What the task requires: Pull out every line in the data that has the string "single" in it.
-------------------------
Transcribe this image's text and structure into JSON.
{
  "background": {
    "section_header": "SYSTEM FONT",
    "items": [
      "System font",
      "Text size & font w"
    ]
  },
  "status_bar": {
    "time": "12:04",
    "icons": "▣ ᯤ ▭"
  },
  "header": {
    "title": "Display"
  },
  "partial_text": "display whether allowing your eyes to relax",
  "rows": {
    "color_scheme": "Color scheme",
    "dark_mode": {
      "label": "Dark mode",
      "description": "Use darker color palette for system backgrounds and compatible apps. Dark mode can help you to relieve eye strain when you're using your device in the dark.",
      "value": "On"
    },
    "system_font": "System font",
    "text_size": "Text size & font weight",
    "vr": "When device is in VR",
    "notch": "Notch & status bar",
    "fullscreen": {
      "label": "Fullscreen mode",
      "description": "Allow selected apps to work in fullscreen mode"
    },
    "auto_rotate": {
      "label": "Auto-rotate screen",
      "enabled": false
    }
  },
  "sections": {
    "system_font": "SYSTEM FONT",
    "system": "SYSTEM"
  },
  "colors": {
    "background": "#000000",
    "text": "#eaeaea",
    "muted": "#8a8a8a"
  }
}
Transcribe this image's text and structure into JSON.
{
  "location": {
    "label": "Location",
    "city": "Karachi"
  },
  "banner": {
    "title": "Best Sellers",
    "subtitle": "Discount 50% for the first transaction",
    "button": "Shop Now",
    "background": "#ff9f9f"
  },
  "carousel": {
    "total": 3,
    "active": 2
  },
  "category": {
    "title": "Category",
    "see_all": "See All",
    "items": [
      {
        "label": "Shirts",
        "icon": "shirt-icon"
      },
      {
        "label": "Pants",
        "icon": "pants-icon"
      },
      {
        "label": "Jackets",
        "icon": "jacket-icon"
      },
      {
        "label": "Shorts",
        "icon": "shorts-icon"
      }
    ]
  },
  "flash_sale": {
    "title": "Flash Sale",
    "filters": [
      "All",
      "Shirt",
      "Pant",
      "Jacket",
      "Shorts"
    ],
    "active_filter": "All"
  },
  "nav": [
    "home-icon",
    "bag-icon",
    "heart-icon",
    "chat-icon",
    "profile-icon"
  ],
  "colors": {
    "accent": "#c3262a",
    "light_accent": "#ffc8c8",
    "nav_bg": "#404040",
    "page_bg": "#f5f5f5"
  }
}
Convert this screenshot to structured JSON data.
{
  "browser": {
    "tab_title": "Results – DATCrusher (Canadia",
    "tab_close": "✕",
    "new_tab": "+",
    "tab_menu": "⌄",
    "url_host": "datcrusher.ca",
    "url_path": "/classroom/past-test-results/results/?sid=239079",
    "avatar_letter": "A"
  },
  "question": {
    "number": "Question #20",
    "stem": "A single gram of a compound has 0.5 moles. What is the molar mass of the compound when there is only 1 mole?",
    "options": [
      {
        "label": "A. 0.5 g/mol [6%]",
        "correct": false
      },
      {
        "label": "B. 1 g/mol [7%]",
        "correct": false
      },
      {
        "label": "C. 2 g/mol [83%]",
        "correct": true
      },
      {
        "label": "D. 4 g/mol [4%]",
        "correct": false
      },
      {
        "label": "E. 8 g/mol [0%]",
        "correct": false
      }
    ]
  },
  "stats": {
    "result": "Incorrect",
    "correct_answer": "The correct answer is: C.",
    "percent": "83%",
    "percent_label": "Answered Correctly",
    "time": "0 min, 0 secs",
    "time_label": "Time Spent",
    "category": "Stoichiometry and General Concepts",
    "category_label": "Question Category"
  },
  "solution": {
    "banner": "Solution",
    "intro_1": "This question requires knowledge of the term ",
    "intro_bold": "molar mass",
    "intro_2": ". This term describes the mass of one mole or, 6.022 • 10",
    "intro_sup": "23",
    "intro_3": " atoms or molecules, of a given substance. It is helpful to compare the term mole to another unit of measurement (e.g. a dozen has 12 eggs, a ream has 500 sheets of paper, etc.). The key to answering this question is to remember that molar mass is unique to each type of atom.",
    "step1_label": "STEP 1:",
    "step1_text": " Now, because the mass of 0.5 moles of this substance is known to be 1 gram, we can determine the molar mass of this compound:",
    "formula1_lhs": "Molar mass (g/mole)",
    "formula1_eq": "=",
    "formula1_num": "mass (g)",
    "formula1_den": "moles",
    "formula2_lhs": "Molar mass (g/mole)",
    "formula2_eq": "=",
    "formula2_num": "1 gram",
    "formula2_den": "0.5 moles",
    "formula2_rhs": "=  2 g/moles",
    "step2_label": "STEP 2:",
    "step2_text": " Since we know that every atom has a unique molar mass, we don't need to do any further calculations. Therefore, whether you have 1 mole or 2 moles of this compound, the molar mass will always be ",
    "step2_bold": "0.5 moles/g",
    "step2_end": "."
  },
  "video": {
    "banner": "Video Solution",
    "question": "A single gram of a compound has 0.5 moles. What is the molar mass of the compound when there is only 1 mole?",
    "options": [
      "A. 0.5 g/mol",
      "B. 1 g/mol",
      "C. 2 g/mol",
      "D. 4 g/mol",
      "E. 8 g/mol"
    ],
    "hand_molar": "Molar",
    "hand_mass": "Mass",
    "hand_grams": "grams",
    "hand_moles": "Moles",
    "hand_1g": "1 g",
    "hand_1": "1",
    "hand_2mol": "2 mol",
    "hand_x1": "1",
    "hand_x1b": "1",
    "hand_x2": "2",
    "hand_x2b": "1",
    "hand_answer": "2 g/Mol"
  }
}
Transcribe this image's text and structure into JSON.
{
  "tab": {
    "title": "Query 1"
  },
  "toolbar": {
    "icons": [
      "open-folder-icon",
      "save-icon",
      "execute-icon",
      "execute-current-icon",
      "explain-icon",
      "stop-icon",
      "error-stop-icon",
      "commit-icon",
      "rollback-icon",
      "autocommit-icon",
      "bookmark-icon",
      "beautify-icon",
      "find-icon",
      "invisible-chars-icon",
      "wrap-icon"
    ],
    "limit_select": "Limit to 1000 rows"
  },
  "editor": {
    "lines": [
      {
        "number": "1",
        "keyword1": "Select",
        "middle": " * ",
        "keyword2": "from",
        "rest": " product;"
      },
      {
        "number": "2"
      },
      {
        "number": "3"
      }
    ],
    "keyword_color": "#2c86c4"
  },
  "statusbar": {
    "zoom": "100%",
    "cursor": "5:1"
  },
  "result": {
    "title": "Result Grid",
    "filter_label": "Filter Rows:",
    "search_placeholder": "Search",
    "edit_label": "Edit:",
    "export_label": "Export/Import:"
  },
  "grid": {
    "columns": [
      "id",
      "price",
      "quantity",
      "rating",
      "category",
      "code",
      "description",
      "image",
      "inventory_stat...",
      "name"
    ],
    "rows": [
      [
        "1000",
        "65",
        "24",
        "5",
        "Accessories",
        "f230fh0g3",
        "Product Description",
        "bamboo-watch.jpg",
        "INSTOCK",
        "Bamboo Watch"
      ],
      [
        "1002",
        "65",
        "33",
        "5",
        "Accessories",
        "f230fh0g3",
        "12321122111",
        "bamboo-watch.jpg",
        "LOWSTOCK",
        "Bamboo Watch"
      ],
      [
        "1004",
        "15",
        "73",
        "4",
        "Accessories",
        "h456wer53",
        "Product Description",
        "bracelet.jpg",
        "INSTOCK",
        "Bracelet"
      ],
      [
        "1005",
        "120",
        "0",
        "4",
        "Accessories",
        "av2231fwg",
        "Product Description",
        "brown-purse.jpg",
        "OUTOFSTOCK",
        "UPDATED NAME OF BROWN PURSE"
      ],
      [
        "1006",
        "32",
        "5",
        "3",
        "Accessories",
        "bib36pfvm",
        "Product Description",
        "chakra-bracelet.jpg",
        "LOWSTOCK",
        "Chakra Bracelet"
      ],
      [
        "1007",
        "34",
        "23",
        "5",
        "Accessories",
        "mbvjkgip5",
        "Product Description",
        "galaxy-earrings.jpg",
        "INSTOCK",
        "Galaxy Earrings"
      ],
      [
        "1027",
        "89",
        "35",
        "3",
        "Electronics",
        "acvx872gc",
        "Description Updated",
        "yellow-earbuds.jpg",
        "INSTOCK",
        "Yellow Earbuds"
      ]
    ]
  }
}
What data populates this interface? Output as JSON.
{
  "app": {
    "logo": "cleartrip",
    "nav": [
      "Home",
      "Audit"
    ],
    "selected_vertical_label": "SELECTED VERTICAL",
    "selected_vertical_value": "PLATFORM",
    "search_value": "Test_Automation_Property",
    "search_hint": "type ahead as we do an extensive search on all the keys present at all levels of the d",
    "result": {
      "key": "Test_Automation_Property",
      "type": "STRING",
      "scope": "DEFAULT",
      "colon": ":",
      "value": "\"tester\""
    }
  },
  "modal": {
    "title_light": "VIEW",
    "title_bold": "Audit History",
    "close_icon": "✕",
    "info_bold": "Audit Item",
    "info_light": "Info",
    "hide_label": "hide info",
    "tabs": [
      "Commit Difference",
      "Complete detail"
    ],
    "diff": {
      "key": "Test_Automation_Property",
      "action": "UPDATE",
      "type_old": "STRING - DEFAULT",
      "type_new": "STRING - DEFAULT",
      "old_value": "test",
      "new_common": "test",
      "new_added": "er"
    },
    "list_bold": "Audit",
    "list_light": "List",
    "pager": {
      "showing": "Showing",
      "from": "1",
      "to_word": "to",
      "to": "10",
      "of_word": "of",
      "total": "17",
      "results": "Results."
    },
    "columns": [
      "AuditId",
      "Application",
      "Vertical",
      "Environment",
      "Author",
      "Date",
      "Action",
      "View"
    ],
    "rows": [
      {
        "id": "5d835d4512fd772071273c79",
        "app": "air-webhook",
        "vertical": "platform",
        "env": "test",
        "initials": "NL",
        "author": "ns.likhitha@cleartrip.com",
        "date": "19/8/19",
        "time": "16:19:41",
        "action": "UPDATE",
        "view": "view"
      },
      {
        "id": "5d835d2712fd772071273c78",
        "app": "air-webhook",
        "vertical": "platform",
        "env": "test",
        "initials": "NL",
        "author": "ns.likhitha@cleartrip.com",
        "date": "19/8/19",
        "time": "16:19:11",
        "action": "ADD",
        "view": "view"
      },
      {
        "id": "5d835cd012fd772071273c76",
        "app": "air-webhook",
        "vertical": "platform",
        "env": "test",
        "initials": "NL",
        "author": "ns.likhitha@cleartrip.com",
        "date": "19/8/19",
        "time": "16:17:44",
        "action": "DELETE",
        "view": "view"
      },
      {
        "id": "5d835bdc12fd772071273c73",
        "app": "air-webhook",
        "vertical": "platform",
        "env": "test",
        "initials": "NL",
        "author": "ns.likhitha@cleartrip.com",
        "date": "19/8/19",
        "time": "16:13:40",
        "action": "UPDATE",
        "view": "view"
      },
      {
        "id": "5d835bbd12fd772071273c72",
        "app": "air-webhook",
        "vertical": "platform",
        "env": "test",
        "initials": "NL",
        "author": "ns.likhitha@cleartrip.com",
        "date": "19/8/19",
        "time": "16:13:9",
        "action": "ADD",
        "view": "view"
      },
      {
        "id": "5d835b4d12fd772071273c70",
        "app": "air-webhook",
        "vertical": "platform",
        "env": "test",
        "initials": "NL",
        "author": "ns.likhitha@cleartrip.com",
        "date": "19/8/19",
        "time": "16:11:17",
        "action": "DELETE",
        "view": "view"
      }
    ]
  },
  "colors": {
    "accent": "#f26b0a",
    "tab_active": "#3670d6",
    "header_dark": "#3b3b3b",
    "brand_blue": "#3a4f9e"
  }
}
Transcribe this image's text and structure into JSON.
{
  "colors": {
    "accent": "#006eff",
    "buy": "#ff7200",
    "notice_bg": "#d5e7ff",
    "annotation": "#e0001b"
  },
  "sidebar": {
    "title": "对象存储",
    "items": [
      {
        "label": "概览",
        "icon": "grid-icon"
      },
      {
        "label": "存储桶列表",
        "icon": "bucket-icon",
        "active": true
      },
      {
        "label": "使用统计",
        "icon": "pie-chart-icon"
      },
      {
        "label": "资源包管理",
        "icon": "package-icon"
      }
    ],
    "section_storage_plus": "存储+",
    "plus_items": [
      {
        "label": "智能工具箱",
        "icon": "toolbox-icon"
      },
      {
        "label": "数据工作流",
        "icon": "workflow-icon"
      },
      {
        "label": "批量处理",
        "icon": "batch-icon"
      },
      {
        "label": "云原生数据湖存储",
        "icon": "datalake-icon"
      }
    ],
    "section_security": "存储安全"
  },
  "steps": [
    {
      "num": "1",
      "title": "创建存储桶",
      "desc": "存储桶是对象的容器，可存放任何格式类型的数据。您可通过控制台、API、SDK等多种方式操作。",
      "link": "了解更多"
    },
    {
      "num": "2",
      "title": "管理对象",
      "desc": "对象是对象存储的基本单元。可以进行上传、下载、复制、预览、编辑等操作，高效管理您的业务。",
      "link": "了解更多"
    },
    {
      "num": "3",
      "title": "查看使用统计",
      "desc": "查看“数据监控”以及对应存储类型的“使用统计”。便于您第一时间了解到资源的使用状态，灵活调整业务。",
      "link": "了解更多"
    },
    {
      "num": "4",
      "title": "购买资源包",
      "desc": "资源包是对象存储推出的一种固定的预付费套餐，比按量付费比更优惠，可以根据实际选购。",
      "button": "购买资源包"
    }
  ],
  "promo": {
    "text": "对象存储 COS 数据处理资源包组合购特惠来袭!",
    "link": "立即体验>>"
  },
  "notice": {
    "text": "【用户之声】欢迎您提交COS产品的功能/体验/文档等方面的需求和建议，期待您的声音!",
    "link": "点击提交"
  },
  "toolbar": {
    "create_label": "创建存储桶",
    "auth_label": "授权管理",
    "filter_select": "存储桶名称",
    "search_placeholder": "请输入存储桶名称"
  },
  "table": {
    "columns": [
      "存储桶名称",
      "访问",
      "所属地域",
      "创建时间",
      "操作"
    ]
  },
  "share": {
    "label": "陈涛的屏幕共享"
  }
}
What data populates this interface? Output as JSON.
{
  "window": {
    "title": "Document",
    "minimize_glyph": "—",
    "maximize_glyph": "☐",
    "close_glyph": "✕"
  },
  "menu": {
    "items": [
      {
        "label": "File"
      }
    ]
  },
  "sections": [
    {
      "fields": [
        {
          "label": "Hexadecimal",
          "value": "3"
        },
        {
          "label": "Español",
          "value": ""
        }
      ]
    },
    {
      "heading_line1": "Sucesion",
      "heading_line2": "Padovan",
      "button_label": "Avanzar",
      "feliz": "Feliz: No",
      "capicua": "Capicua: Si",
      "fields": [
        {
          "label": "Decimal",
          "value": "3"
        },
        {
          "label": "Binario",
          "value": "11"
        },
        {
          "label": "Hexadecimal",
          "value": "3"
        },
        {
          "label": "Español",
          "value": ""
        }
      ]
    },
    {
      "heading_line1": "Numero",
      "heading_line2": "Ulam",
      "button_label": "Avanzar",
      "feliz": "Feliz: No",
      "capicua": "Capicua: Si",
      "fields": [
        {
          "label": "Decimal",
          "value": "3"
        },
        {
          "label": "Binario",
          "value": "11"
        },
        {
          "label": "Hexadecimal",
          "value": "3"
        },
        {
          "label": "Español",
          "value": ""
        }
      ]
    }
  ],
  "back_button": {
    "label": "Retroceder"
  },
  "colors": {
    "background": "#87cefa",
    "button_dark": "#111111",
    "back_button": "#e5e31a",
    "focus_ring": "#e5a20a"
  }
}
-------------------------
Written solution:
    "stem": "A single gram of a compound has 0.5 moles. What is the molar mass of the compound when there is only 1 mole?",
    "question": "A single gram of a compound has 0.5 moles. What is the molar mass of the compound when there is only 1 mole?",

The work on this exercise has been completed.